◆ **Task requirements**
Whenever a line below holds the word "Lettuce", copy that line.

◆ **Exercise input**
-- BEGIN --

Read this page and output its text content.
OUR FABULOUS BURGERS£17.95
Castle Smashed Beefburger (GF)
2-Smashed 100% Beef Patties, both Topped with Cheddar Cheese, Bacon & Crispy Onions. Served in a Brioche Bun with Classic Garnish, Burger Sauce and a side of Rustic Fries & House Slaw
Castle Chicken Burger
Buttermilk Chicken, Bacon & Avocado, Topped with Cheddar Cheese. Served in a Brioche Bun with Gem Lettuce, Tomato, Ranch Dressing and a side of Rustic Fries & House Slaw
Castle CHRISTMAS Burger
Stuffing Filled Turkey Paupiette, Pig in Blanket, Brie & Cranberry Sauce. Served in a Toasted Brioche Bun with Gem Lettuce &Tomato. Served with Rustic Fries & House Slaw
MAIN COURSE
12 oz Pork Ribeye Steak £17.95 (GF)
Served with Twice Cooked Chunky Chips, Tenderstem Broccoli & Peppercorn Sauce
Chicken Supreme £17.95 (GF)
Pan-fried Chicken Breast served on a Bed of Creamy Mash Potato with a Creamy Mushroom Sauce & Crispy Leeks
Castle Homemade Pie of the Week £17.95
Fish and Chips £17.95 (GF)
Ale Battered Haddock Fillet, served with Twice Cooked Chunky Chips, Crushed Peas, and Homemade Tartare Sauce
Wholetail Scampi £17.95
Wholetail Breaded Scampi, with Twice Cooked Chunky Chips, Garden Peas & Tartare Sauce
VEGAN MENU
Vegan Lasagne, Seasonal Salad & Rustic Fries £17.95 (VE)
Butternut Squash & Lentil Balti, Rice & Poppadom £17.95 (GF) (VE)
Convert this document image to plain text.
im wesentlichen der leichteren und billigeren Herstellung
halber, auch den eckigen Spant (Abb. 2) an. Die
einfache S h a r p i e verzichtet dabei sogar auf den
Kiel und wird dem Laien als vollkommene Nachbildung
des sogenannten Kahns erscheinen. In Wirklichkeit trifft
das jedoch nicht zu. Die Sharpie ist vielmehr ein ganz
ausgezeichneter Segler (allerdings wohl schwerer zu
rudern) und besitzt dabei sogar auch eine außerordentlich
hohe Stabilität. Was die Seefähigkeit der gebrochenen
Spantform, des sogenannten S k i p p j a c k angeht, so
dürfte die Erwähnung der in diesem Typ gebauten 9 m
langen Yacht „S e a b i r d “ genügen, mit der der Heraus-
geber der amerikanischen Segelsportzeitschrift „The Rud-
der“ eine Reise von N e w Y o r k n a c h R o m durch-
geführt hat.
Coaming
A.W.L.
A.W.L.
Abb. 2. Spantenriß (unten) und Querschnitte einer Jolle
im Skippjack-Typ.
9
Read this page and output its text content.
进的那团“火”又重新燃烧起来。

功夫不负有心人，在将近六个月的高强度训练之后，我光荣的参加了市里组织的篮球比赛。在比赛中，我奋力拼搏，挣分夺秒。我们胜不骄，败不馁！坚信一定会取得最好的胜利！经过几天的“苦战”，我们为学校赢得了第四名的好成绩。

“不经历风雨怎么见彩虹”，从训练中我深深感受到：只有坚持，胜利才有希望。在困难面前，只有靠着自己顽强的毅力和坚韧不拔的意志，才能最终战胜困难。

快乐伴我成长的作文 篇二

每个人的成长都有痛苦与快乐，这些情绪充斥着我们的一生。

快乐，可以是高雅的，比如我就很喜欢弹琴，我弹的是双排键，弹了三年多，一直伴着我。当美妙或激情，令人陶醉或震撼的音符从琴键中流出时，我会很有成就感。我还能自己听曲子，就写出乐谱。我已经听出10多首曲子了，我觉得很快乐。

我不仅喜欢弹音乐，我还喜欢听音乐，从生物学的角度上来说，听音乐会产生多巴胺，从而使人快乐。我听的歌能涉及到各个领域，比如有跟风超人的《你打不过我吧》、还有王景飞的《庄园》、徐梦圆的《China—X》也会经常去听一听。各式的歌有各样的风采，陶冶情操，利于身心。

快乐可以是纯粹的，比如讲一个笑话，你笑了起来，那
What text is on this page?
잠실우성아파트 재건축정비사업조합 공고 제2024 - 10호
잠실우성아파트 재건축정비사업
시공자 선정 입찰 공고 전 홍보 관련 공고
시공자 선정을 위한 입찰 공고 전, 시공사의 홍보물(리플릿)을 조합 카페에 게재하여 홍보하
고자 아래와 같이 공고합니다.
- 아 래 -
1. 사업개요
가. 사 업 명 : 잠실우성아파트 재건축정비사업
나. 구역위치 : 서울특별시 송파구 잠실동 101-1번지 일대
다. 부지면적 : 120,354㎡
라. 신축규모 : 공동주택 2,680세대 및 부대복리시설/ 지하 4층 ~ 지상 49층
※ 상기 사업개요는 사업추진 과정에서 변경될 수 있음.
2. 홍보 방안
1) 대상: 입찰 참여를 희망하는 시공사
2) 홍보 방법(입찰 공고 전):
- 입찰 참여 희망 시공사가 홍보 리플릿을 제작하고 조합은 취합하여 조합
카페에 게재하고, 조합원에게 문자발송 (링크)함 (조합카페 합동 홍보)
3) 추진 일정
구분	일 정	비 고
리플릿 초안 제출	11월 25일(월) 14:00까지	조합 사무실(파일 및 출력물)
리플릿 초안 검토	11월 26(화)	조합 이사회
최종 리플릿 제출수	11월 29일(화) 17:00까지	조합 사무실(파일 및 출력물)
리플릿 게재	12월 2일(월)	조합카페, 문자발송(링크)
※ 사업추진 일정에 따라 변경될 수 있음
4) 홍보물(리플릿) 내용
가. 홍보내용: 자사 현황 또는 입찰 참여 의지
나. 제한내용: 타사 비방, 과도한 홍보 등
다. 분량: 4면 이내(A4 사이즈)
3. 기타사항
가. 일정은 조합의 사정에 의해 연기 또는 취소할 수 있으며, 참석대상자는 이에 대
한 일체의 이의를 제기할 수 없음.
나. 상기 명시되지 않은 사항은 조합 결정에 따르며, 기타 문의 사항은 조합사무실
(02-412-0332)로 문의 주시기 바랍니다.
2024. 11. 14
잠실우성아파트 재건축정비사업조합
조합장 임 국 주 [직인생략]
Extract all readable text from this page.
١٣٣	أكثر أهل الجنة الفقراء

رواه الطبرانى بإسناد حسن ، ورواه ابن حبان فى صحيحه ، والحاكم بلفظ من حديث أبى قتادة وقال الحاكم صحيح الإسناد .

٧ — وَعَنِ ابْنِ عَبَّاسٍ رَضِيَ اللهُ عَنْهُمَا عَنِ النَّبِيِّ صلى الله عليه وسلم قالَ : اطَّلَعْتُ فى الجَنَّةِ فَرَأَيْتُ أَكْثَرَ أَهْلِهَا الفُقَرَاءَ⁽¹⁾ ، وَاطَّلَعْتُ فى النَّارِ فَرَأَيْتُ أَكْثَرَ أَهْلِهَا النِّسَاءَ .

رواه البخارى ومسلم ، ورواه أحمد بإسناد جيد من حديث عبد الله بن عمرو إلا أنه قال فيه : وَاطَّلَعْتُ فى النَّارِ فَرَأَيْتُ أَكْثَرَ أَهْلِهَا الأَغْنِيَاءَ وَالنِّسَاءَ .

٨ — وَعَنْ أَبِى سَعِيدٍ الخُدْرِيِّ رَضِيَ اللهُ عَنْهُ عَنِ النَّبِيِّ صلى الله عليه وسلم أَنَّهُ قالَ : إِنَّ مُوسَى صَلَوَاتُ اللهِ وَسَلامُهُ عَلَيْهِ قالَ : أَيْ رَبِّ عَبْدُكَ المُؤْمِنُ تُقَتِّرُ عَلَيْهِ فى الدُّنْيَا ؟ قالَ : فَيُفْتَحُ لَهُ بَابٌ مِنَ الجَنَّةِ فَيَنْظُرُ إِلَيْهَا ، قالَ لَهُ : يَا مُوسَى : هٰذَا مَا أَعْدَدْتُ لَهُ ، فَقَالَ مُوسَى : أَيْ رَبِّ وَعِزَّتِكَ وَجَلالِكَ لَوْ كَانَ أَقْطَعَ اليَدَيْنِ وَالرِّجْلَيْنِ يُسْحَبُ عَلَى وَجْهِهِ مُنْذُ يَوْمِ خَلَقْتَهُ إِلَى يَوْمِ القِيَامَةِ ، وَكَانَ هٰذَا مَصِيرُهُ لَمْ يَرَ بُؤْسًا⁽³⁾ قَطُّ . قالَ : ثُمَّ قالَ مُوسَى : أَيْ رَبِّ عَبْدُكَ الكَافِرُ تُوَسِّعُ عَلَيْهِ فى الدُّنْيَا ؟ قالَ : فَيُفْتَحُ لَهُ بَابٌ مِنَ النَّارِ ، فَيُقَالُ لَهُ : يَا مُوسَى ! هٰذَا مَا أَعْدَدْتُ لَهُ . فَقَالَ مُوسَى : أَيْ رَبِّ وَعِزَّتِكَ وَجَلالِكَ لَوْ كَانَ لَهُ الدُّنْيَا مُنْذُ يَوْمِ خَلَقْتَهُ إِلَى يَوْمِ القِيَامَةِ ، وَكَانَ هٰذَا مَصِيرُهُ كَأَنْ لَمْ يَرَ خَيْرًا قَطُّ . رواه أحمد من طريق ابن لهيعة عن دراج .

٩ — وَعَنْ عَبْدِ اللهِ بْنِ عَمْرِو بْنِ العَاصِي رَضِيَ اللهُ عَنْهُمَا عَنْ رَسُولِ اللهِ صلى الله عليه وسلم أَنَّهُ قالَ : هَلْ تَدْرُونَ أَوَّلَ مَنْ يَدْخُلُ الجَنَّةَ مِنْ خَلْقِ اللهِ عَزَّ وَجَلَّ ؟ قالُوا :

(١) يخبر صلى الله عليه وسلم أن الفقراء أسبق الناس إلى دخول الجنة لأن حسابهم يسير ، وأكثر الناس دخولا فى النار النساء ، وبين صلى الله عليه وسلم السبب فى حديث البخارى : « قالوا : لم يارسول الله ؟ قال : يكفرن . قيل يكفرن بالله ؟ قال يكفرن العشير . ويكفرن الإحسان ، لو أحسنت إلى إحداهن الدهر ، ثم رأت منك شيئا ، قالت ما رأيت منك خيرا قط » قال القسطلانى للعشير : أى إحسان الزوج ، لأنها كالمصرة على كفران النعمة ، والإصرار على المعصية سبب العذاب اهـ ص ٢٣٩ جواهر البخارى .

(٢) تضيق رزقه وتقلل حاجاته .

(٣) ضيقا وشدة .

-- END --

◆ **Task output**
Buttermilk Chicken, Bacon & Avocado, Topped with Cheddar Cheese. Served in a Brioche Bun with Gem Lettuce, Tomato, Ranch Dressing and a side of Rustic Fries & House Slaw
Stuffing Filled Turkey Paupiette, Pig in Blanket, Brie & Cranberry Sauce. Served in a Toasted Brioche Bun with Gem Lettuce &Tomato. Served with Rustic Fries & House Slaw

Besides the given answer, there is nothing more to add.